Only a number is expected: how many lines in the data below contain the word "pattern".

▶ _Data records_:
= = =

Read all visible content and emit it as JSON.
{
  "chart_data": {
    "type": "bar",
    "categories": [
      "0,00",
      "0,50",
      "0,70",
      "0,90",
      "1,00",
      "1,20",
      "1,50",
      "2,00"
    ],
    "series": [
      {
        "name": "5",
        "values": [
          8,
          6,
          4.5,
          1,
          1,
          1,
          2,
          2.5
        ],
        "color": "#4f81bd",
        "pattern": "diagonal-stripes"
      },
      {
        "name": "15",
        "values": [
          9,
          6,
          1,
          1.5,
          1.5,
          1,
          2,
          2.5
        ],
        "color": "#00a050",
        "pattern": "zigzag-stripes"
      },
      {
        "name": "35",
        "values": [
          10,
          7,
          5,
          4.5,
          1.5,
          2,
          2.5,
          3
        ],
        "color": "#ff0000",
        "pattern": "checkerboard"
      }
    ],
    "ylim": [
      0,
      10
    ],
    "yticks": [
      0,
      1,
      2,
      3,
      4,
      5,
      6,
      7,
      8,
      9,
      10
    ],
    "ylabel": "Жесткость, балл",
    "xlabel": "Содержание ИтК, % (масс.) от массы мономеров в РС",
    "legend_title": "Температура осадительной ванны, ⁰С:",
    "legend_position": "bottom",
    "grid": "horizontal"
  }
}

= = =

▶ _Full response_:
3